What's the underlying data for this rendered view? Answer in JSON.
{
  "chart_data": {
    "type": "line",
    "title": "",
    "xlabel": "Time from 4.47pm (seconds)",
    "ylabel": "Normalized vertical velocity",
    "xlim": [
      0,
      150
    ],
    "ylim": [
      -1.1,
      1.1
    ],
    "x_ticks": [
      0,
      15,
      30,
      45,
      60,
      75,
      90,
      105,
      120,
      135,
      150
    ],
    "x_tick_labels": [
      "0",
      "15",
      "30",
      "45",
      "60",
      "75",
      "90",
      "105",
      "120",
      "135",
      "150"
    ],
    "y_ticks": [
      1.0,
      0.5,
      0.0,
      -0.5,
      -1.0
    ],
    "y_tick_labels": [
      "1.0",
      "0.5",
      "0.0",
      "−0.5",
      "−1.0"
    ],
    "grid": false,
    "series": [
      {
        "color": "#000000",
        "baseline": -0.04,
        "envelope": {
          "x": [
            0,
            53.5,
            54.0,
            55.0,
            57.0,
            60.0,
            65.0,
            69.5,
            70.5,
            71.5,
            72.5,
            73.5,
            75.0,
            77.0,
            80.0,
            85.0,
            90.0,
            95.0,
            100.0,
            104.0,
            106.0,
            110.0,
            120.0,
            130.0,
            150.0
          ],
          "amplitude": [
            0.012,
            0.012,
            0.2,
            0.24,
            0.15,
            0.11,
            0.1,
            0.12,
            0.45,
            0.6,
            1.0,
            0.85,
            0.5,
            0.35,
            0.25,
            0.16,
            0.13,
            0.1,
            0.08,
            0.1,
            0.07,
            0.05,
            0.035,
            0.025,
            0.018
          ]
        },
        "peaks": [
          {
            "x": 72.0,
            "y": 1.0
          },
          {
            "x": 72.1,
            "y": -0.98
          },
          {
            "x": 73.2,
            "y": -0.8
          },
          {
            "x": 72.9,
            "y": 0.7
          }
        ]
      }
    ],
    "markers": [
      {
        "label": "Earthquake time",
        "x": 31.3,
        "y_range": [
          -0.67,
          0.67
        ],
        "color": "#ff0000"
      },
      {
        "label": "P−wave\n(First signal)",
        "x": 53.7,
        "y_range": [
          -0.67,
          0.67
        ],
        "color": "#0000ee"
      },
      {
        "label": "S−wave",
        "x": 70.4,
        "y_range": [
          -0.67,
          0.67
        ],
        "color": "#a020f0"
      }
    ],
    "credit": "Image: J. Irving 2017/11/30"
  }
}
--
• [PROBLEM REQUIREMENTS]: Write out the entries above word for word.

• [REPLY]:
What's the underlying data for this rendered view? Answer in JSON.
{
  "chart_data": {
    "type": "line",
    "title": "",
    "xlabel": "Time from 4.47pm (seconds)",
    "ylabel": "Normalized vertical velocity",
    "xlim": [
      0,
      150
    ],
    "ylim": [
      -1.1,
      1.1
    ],
    "x_ticks": [
      0,
      15,
      30,
      45,
      60,
      75,
      90,
      105,
      120,
      135,
      150
    ],
    "x_tick_labels": [
      "0",
      "15",
      "30",
      "45",
      "60",
      "75",
      "90",
      "105",
      "120",
      "135",
      "150"
    ],
    "y_ticks": [
      1.0,
      0.5,
      0.0,
      -0.5,
      -1.0
    ],
    "y_tick_labels": [
      "1.0",
      "0.5",
      "0.0",
      "−0.5",
      "−1.0"
    ],
    "grid": false,
    "series": [
      {
        "color": "#000000",
        "baseline": -0.04,
        "envelope": {
          "x": [
            0,
            53.5,
            54.0,
            55.0,
            57.0,
            60.0,
            65.0,
            69.5,
            70.5,
            71.5,
            72.5,
            73.5,
            75.0,
            77.0,
            80.0,
            85.0,
            90.0,
            95.0,
            100.0,
            104.0,
            106.0,
            110.0,
            120.0,
            130.0,
            150.0
          ],
          "amplitude": [
            0.012,
            0.012,
            0.2,
            0.24,
            0.15,
            0.11,
            0.1,
            0.12,
            0.45,
            0.6,
            1.0,
            0.85,
            0.5,
            0.35,
            0.25,
            0.16,
            0.13,
            0.1,
            0.08,
            0.1,
            0.07,
            0.05,
            0.035,
            0.025,
            0.018
          ]
        },
        "peaks": [
          {
            "x": 72.0,
            "y": 1.0
          },
          {
            "x": 72.1,
            "y": -0.98
          },
          {
            "x": 73.2,
            "y": -0.8
          },
          {
            "x": 72.9,
            "y": 0.7
          }
        ]
      }
    ],
    "markers": [
      {
        "label": "Earthquake time",
        "x": 31.3,
        "y_range": [
          -0.67,
          0.67
        ],
        "color": "#ff0000"
      },
      {
        "label": "P−wave\n(First signal)",
        "x": 53.7,
        "y_range": [
          -0.67,
          0.67
        ],
        "color": "#0000ee"
      },
      {
        "label": "S−wave",
        "x": 70.4,
        "y_range": [
          -0.67,
          0.67
        ],
        "color": "#a020f0"
      }
    ],
    "credit": "Image: J. Irving 2017/11/30"
  }
}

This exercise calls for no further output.